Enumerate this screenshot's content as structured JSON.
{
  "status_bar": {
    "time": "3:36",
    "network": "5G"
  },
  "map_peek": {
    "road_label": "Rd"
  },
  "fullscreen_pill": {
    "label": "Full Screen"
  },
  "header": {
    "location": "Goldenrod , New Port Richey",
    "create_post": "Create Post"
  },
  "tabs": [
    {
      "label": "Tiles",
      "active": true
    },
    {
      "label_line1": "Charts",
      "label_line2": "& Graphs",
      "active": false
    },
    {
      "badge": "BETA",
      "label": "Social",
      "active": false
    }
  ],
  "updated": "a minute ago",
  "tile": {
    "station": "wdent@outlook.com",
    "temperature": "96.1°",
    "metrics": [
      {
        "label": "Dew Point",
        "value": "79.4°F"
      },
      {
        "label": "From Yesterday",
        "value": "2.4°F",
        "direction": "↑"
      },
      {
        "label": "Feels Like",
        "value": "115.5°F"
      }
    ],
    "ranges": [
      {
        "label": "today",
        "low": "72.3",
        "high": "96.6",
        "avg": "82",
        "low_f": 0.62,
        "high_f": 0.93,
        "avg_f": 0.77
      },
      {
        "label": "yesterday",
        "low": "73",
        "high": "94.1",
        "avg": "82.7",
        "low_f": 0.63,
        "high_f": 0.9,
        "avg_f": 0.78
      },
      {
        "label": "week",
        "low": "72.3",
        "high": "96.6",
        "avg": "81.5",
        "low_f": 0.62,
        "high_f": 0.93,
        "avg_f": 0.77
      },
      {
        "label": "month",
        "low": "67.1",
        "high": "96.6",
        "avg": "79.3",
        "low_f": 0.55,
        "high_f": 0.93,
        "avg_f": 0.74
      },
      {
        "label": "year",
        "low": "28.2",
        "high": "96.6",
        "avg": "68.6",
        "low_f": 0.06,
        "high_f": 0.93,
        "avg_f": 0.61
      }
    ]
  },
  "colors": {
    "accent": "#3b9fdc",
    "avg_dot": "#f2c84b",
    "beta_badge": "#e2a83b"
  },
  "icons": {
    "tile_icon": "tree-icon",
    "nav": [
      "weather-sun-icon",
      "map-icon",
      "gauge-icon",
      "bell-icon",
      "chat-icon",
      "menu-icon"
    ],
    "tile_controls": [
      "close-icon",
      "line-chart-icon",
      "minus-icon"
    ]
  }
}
····················
__Instruction__
Faithfully copy every entry, leaving nothing out.

__Written answer__
Enumerate this screenshot's content as structured JSON.
{
  "status_bar": {
    "time": "3:36",
    "network": "5G"
  },
  "map_peek": {
    "road_label": "Rd"
  },
  "fullscreen_pill": {
    "label": "Full Screen"
  },
  "header": {
    "location": "Goldenrod , New Port Richey",
    "create_post": "Create Post"
  },
  "tabs": [
    {
      "label": "Tiles",
      "active": true
    },
    {
      "label_line1": "Charts",
      "label_line2": "& Graphs",
      "active": false
    },
    {
      "badge": "BETA",
      "label": "Social",
      "active": false
    }
  ],
  "updated": "a minute ago",
  "tile": {
    "station": "wdent@outlook.com",
    "temperature": "96.1°",
    "metrics": [
      {
        "label": "Dew Point",
        "value": "79.4°F"
      },
      {
        "label": "From Yesterday",
        "value": "2.4°F",
        "direction": "↑"
      },
      {
        "label": "Feels Like",
        "value": "115.5°F"
      }
    ],
    "ranges": [
      {
        "label": "today",
        "low": "72.3",
        "high": "96.6",
        "avg": "82",
        "low_f": 0.62,
        "high_f": 0.93,
        "avg_f": 0.77
      },
      {
        "label": "yesterday",
        "low": "73",
        "high": "94.1",
        "avg": "82.7",
        "low_f": 0.63,
        "high_f": 0.9,
        "avg_f": 0.78
      },
      {
        "label": "week",
        "low": "72.3",
        "high": "96.6",
        "avg": "81.5",
        "low_f": 0.62,
        "high_f": 0.93,
        "avg_f": 0.77
      },
      {
        "label": "month",
        "low": "67.1",
        "high": "96.6",
        "avg": "79.3",
        "low_f": 0.55,
        "high_f": 0.93,
        "avg_f": 0.74
      },
      {
        "label": "year",
        "low": "28.2",
        "high": "96.6",
        "avg": "68.6",
        "low_f": 0.06,
        "high_f": 0.93,
        "avg_f": 0.61
      }
    ]
  },
  "colors": {
    "accent": "#3b9fdc",
    "avg_dot": "#f2c84b",
    "beta_badge": "#e2a83b"
  },
  "icons": {
    "tile_icon": "tree-icon",
    "nav": [
      "weather-sun-icon",
      "map-icon",
      "gauge-icon",
      "bell-icon",
      "chat-icon",
      "menu-icon"
    ],
    "tile_controls": [
      "close-icon",
      "line-chart-icon",
      "minus-icon"
    ]
  }
}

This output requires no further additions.